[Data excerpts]
---------------
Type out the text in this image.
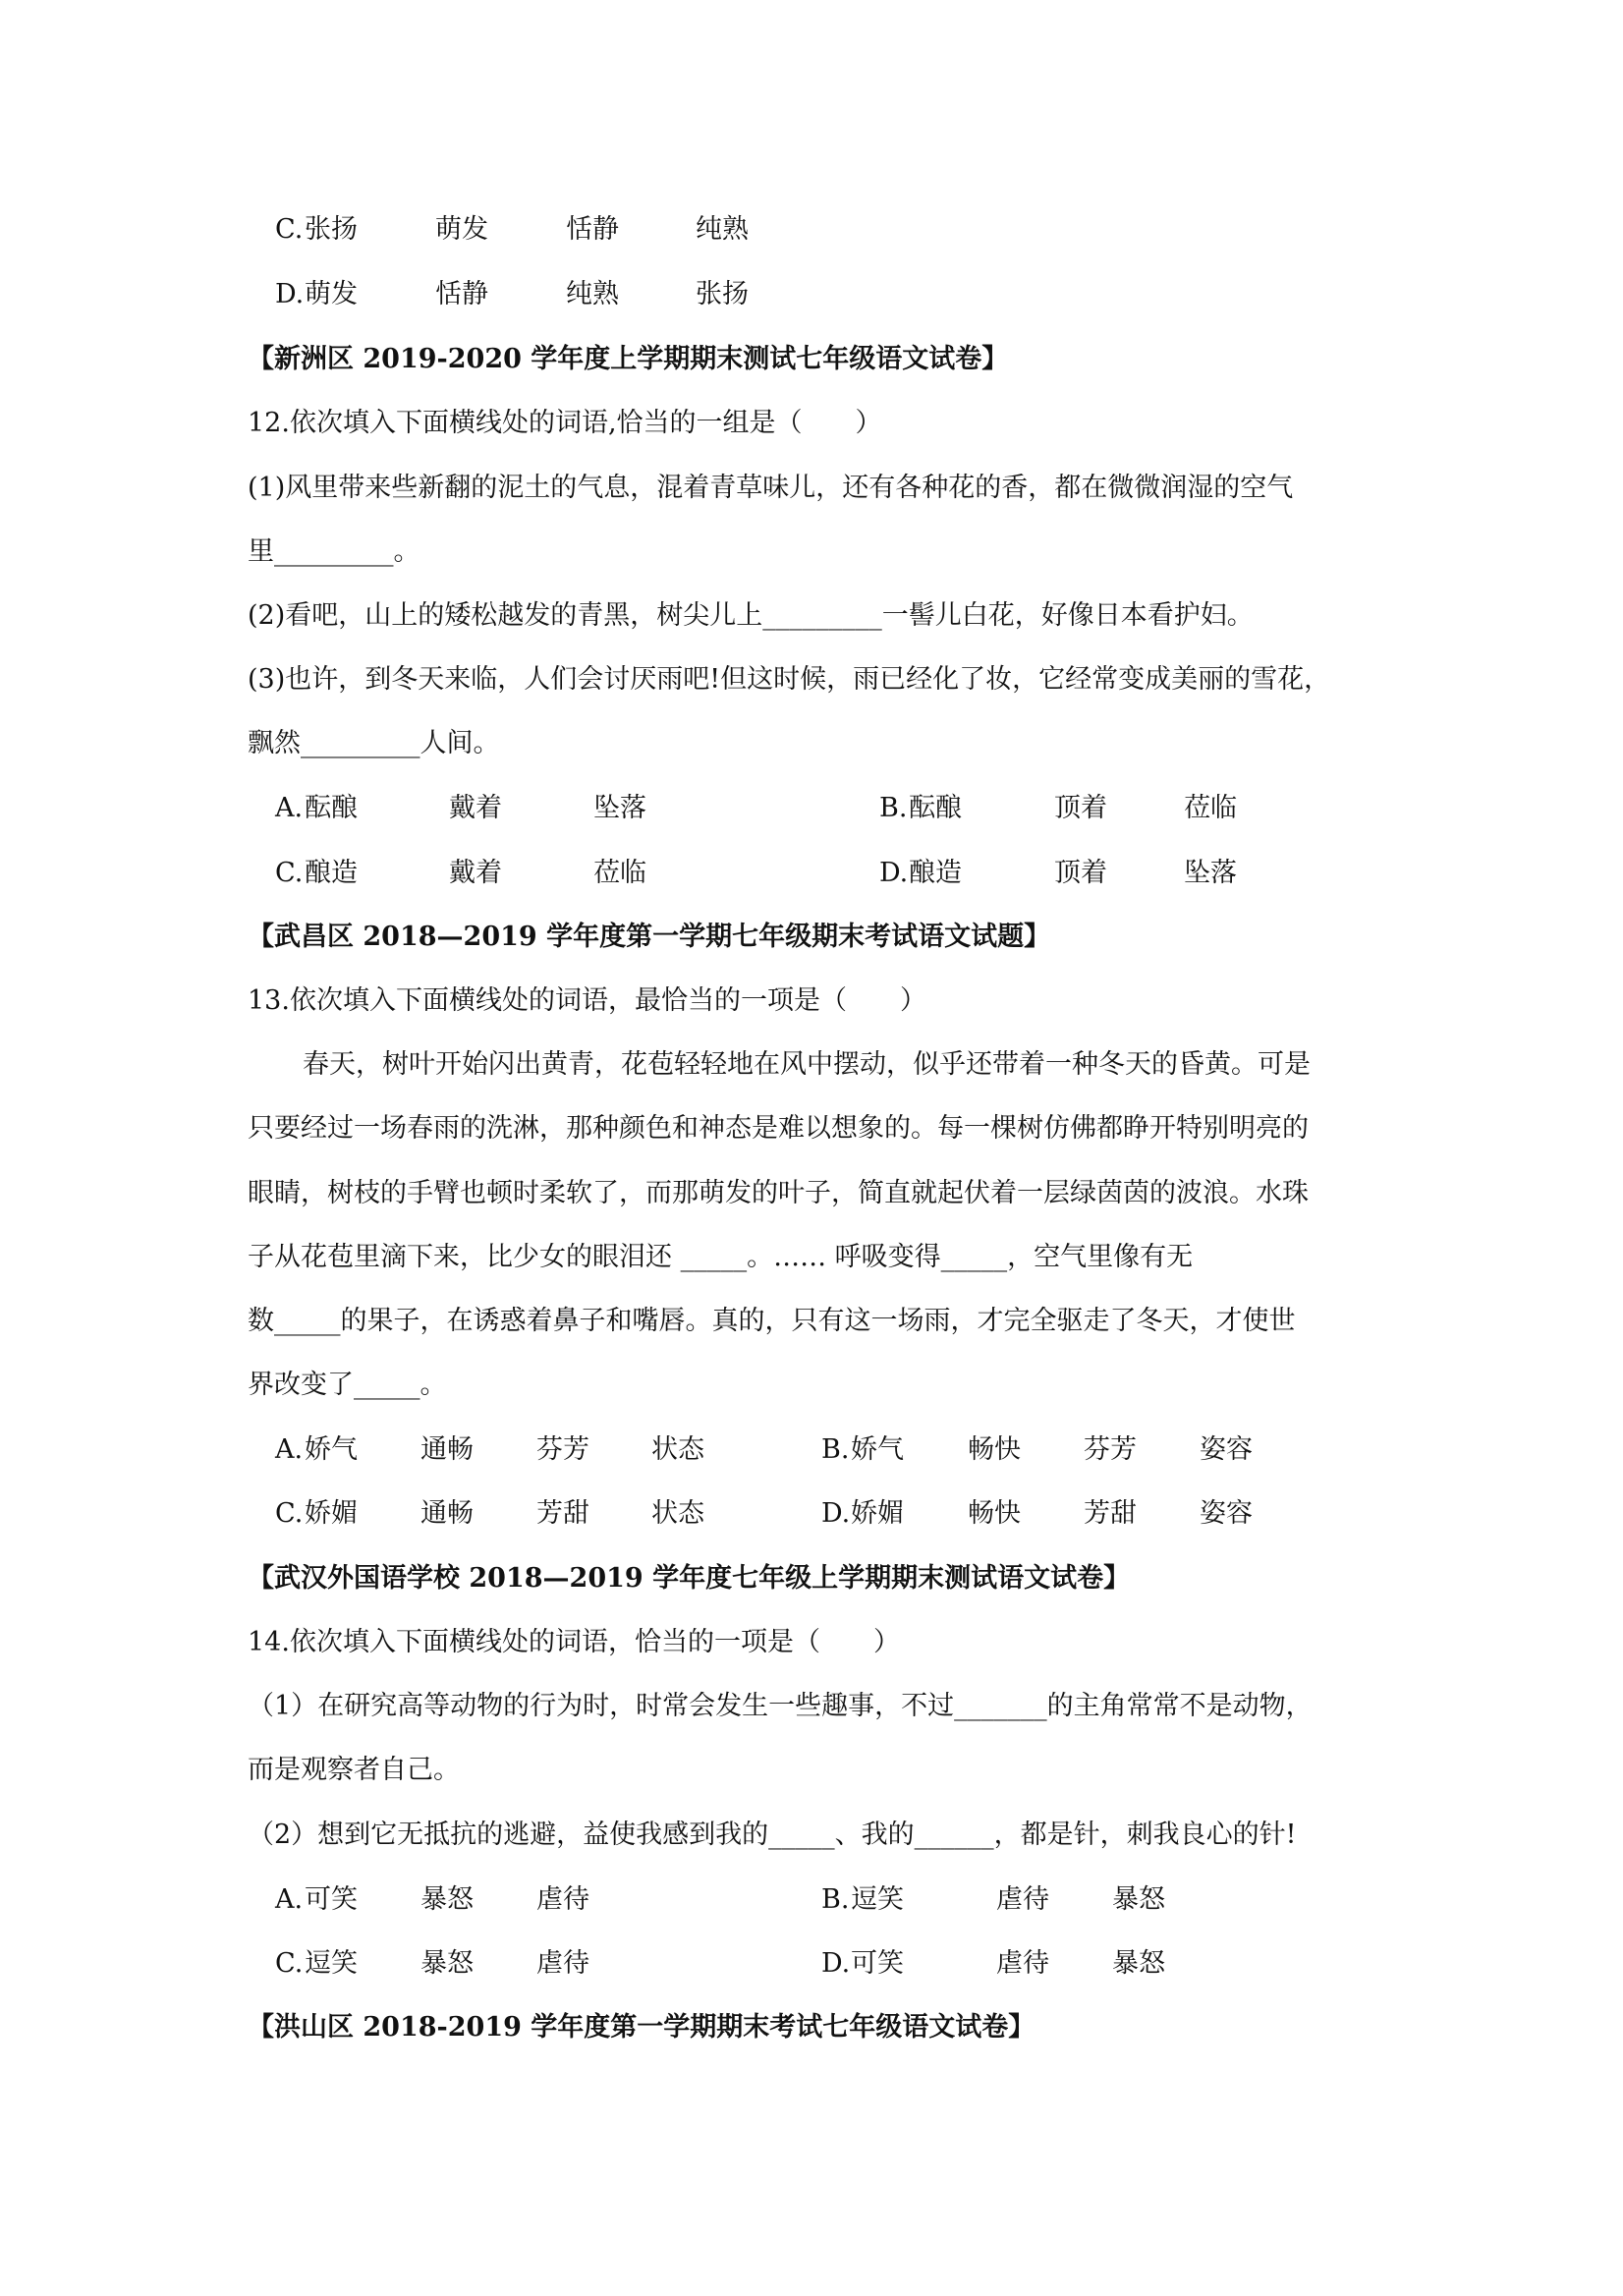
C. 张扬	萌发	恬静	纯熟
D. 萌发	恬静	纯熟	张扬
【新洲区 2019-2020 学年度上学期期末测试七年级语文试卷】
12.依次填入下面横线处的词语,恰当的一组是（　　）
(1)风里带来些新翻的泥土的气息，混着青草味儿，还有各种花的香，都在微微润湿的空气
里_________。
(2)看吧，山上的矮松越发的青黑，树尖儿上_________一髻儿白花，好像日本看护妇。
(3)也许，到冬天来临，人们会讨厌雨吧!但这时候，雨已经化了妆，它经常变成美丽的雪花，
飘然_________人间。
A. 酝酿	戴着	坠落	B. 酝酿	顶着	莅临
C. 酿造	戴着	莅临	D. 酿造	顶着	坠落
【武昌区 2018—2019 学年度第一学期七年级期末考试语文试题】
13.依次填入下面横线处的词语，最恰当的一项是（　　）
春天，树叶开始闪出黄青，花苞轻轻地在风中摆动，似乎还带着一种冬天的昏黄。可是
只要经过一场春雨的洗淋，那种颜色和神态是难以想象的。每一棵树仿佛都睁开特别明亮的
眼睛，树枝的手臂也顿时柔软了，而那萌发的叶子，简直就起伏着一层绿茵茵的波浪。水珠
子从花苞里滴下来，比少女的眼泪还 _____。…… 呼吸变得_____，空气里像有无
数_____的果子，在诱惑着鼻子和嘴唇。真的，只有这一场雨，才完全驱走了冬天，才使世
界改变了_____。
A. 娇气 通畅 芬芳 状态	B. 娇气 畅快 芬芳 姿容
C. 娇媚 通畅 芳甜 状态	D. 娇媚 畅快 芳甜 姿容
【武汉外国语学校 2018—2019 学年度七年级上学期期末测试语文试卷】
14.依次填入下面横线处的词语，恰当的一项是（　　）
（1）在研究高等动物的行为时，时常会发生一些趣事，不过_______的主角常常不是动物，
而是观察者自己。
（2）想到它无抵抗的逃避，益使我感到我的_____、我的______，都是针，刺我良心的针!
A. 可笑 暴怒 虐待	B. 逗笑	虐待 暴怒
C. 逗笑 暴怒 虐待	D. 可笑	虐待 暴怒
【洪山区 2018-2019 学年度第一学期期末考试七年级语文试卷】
---------------
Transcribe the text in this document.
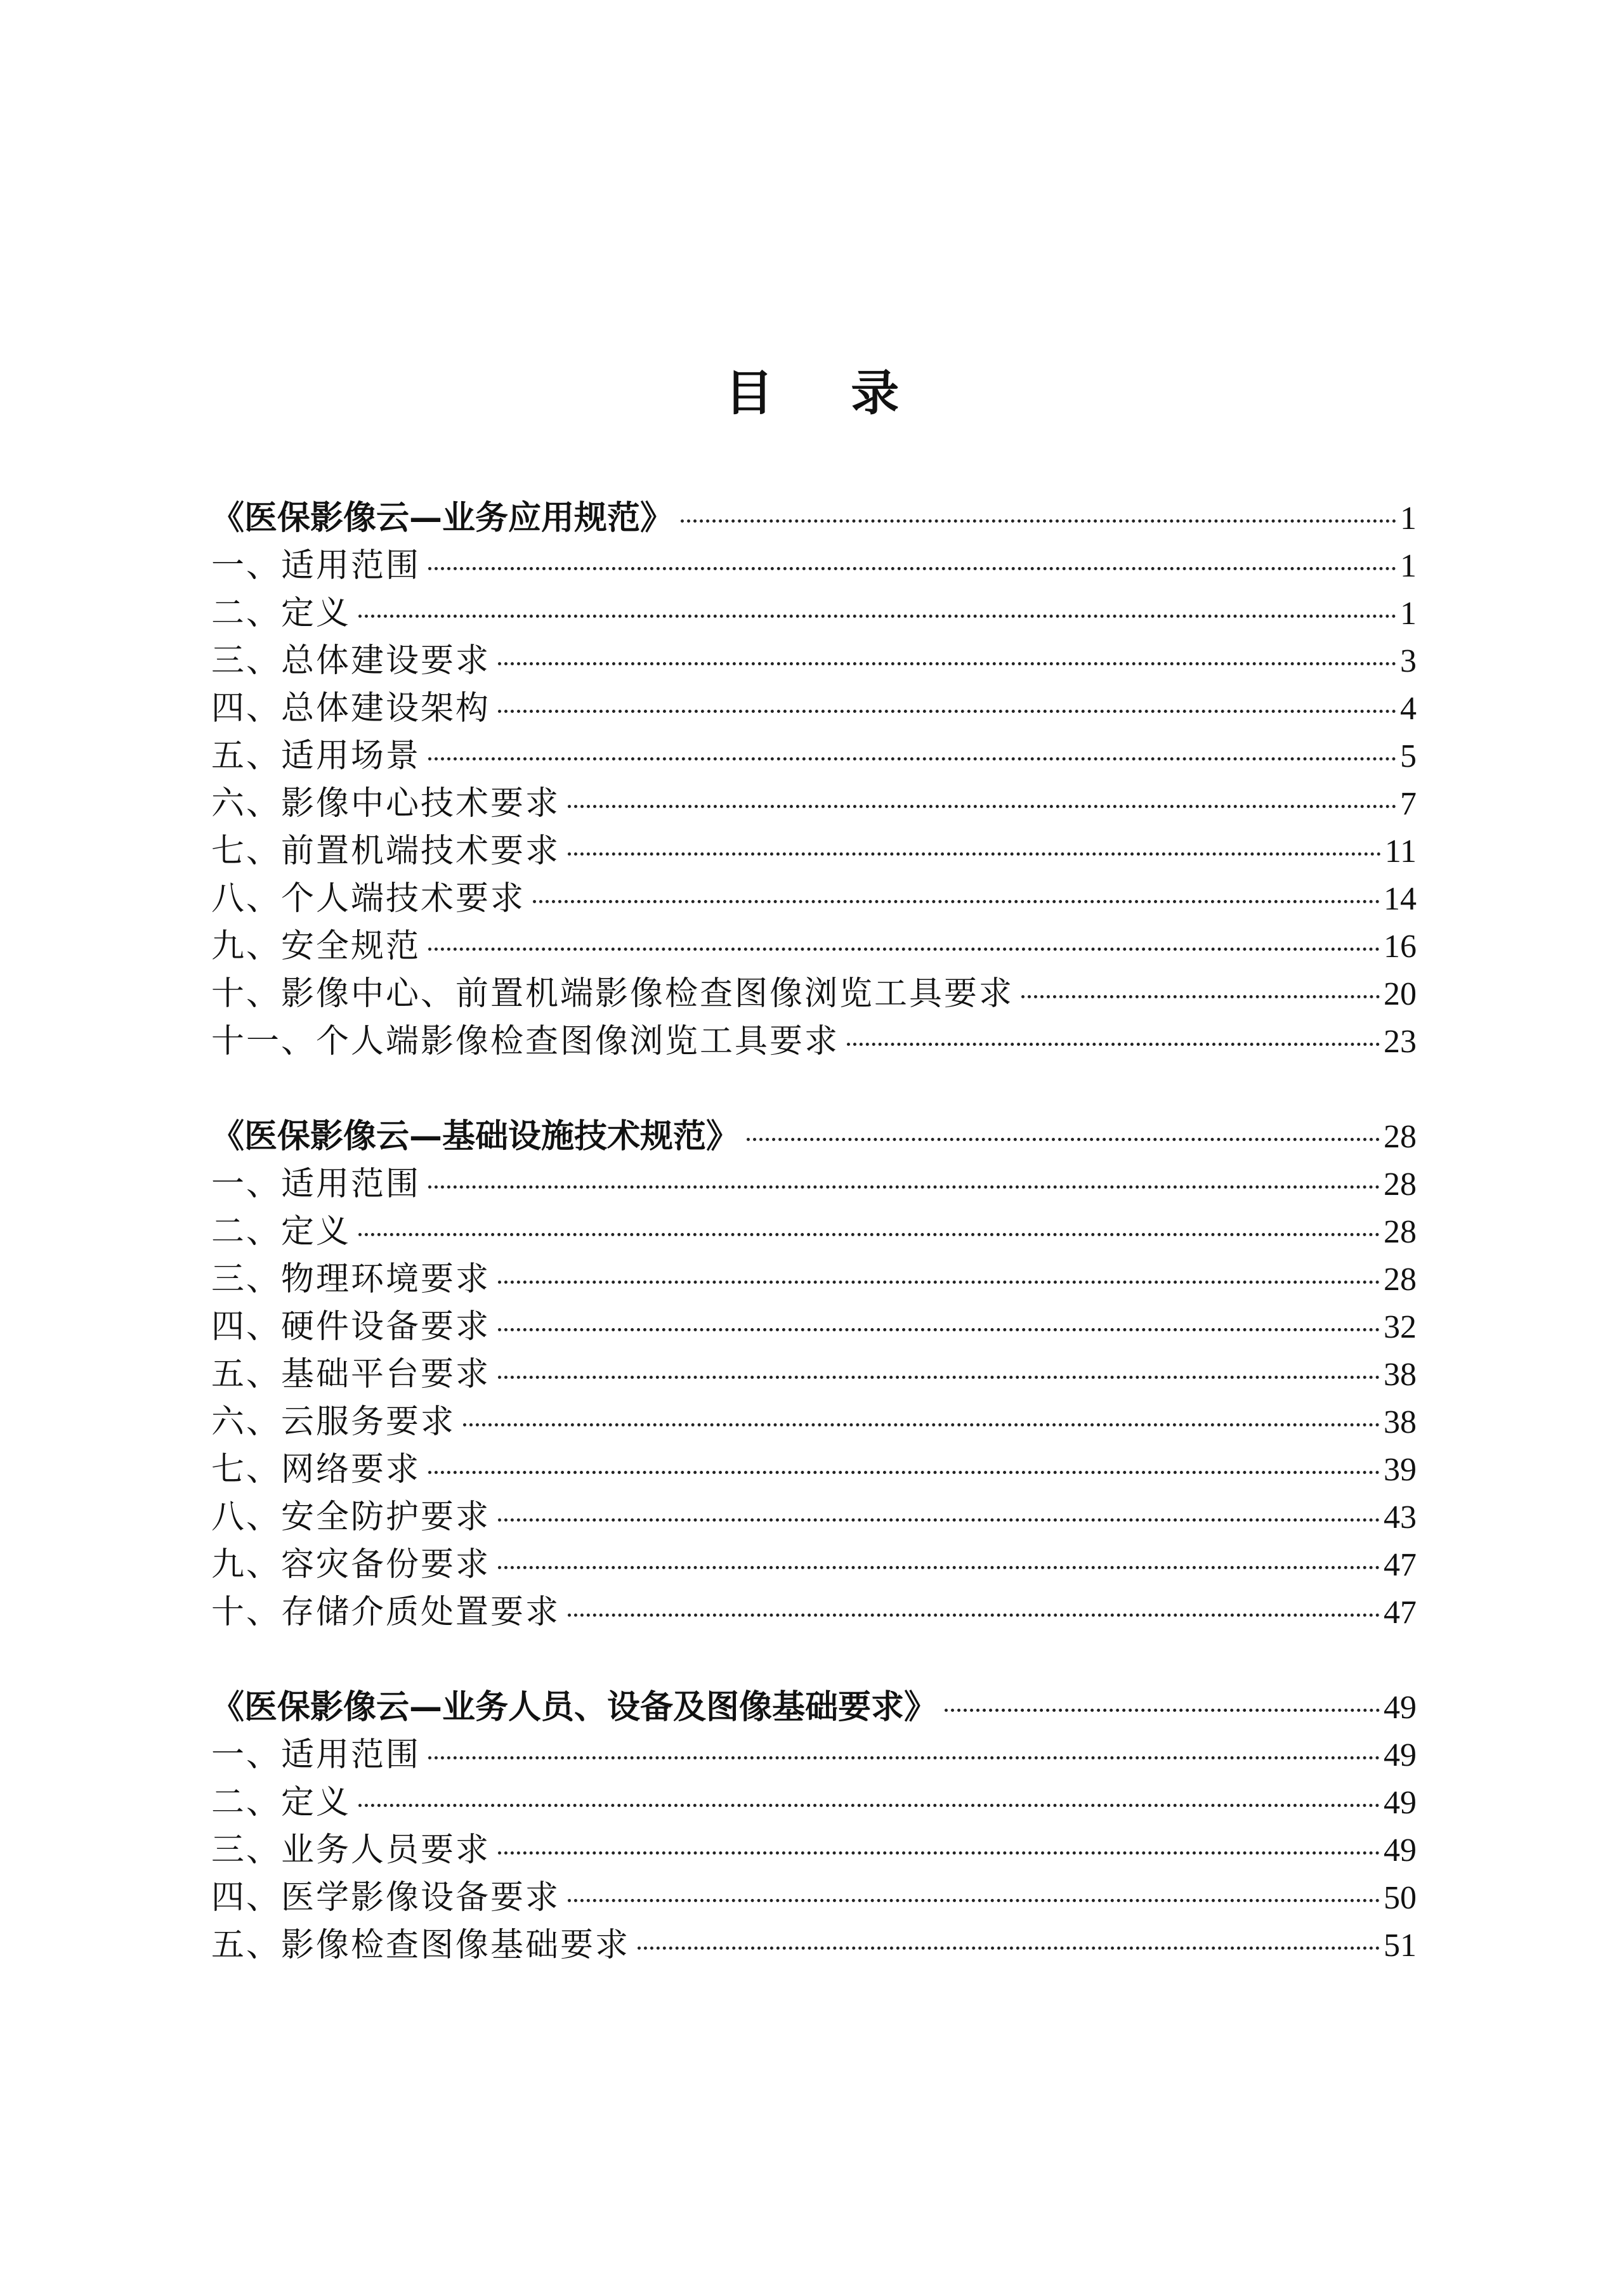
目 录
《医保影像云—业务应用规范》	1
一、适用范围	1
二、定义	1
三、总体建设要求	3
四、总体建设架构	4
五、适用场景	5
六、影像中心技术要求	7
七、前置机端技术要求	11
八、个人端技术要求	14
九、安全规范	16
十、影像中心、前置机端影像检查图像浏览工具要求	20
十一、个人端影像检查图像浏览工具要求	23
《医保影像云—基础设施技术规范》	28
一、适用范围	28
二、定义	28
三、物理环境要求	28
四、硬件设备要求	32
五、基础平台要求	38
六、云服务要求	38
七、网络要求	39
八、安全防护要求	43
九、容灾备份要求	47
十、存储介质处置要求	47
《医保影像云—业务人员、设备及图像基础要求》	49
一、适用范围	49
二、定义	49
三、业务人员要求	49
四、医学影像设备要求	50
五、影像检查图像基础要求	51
---------------
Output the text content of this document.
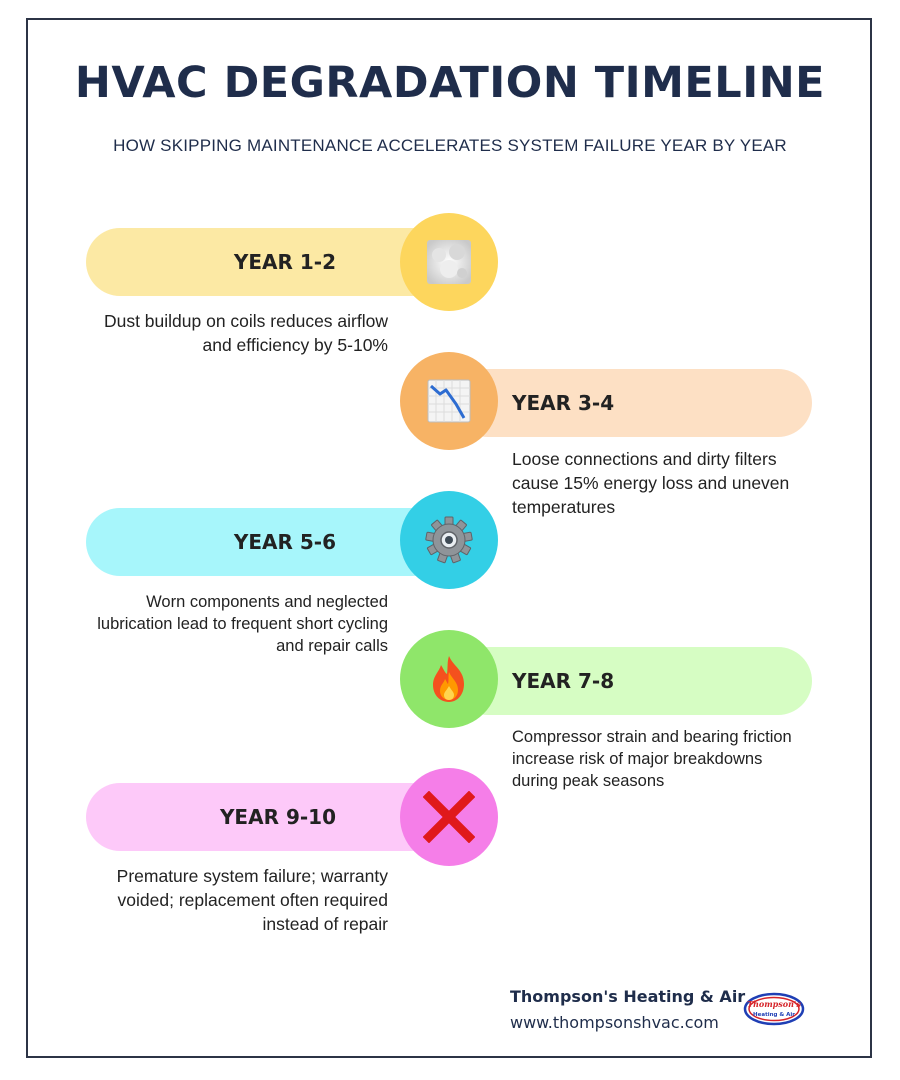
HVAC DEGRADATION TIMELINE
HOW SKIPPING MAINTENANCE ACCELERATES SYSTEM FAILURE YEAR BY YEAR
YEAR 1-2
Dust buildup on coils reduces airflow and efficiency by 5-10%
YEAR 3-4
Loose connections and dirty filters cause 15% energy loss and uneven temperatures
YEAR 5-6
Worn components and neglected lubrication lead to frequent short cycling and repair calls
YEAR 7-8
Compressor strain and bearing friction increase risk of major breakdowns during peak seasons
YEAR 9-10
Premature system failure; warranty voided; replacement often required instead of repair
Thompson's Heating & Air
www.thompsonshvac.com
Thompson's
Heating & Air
---------------
◆ **WHAT THE TASK REQUIRES**
Where a line of the records above holds the word "this", copy that line.

◆ **RESPONSE**
Type out the text in this image.
Transcribe the text in this document.
Output the text content of this document.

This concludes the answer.